== INPUT ==

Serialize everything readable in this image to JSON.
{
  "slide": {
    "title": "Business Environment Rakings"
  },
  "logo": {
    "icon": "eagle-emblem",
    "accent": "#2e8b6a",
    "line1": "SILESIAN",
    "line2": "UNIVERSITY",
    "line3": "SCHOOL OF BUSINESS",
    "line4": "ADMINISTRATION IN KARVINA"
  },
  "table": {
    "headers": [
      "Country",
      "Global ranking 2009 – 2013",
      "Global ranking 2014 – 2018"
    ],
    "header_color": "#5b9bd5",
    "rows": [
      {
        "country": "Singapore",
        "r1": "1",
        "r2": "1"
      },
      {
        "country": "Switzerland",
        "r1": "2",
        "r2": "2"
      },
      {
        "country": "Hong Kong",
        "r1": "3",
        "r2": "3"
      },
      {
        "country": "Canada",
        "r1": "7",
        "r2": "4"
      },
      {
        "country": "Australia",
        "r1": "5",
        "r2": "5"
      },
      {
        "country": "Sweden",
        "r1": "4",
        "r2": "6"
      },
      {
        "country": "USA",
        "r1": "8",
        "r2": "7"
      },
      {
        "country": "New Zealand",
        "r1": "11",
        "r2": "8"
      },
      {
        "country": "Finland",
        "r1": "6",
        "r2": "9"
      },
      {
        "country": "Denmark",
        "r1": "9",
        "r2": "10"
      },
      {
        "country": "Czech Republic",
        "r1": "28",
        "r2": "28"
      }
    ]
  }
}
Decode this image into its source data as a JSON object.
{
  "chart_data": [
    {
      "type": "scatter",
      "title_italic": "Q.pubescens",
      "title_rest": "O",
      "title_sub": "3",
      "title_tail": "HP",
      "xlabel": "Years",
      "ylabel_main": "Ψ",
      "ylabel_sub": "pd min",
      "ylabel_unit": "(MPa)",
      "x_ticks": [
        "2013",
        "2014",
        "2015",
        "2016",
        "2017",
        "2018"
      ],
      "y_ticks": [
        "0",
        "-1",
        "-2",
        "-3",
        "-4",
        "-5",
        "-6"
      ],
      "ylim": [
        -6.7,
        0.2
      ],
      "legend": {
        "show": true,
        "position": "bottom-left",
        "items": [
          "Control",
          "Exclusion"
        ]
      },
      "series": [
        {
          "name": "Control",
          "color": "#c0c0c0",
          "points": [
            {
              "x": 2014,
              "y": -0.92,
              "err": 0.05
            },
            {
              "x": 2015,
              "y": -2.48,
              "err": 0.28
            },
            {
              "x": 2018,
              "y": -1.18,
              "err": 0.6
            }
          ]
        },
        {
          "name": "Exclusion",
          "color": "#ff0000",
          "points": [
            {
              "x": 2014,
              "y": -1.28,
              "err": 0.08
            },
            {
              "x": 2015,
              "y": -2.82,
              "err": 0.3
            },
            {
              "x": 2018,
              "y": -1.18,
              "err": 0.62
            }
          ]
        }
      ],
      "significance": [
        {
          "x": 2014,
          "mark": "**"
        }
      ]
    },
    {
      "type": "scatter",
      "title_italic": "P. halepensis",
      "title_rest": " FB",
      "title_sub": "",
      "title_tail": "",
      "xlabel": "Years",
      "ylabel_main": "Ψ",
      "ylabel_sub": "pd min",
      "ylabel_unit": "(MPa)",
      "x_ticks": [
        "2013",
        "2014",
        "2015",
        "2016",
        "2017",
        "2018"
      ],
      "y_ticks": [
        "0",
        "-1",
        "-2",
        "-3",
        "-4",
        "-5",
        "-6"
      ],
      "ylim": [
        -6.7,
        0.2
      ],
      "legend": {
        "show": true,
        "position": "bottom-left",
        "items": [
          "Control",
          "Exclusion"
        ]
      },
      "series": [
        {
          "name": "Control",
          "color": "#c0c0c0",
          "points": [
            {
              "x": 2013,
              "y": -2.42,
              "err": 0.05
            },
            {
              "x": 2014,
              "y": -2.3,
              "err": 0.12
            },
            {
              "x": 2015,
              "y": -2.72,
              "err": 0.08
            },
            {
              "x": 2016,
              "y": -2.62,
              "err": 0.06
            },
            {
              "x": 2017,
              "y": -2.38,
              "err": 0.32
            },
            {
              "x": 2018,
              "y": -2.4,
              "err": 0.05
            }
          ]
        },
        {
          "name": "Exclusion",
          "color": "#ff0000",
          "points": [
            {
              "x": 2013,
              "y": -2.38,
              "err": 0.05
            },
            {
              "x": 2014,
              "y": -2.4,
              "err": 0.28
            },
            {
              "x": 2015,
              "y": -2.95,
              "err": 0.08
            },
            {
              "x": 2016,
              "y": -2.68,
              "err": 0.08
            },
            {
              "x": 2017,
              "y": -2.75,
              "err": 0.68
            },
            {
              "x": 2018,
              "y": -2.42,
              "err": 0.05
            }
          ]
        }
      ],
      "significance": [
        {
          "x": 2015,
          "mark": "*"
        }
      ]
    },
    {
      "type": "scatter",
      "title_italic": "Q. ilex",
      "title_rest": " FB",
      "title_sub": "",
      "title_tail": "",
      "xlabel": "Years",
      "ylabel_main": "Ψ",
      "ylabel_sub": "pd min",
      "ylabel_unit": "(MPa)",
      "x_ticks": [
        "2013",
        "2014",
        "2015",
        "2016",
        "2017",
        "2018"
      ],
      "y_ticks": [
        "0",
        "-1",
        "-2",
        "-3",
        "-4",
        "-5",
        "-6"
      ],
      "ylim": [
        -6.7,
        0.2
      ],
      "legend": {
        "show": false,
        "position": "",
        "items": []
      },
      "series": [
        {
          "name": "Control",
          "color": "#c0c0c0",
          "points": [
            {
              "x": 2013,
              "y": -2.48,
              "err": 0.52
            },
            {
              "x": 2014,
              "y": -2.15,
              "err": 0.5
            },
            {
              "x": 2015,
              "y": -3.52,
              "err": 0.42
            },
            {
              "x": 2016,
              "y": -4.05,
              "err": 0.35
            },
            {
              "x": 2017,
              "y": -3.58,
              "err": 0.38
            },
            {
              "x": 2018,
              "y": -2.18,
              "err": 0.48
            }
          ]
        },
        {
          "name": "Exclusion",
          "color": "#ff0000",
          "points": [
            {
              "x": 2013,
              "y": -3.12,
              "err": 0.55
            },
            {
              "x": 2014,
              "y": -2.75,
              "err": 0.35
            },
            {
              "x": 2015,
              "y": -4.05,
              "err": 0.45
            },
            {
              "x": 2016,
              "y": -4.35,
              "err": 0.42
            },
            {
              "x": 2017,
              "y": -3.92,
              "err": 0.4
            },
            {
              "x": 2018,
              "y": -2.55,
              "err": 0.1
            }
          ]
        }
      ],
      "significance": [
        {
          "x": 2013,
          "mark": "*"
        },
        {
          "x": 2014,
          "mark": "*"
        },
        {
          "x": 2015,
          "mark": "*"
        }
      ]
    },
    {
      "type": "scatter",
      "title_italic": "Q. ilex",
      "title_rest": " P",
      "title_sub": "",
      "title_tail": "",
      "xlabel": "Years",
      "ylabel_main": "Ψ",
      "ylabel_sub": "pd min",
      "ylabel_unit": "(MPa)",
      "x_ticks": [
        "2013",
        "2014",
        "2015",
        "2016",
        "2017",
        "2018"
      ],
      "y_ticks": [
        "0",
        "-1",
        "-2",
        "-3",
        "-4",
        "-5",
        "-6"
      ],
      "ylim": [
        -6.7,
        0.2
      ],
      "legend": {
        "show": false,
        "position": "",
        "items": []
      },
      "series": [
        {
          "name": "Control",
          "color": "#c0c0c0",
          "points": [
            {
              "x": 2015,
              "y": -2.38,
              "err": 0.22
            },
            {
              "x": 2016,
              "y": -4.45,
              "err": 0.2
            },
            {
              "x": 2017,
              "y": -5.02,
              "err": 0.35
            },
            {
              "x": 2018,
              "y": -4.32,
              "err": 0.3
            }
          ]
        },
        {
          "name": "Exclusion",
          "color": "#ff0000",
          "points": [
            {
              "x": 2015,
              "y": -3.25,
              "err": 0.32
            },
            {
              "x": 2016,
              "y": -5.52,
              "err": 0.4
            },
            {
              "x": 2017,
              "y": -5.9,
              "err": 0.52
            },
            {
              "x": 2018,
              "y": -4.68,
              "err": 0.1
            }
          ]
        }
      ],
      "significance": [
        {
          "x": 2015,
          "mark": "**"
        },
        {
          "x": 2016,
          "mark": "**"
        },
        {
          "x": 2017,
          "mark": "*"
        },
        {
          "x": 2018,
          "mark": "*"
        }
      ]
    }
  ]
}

===

YOUR INSTRUCTIONS |
From the listing above, collect every line that mentions the word "Global".

THE ANSWER |
      "Global ranking 2009 – 2013",
      "Global ranking 2014 – 2018"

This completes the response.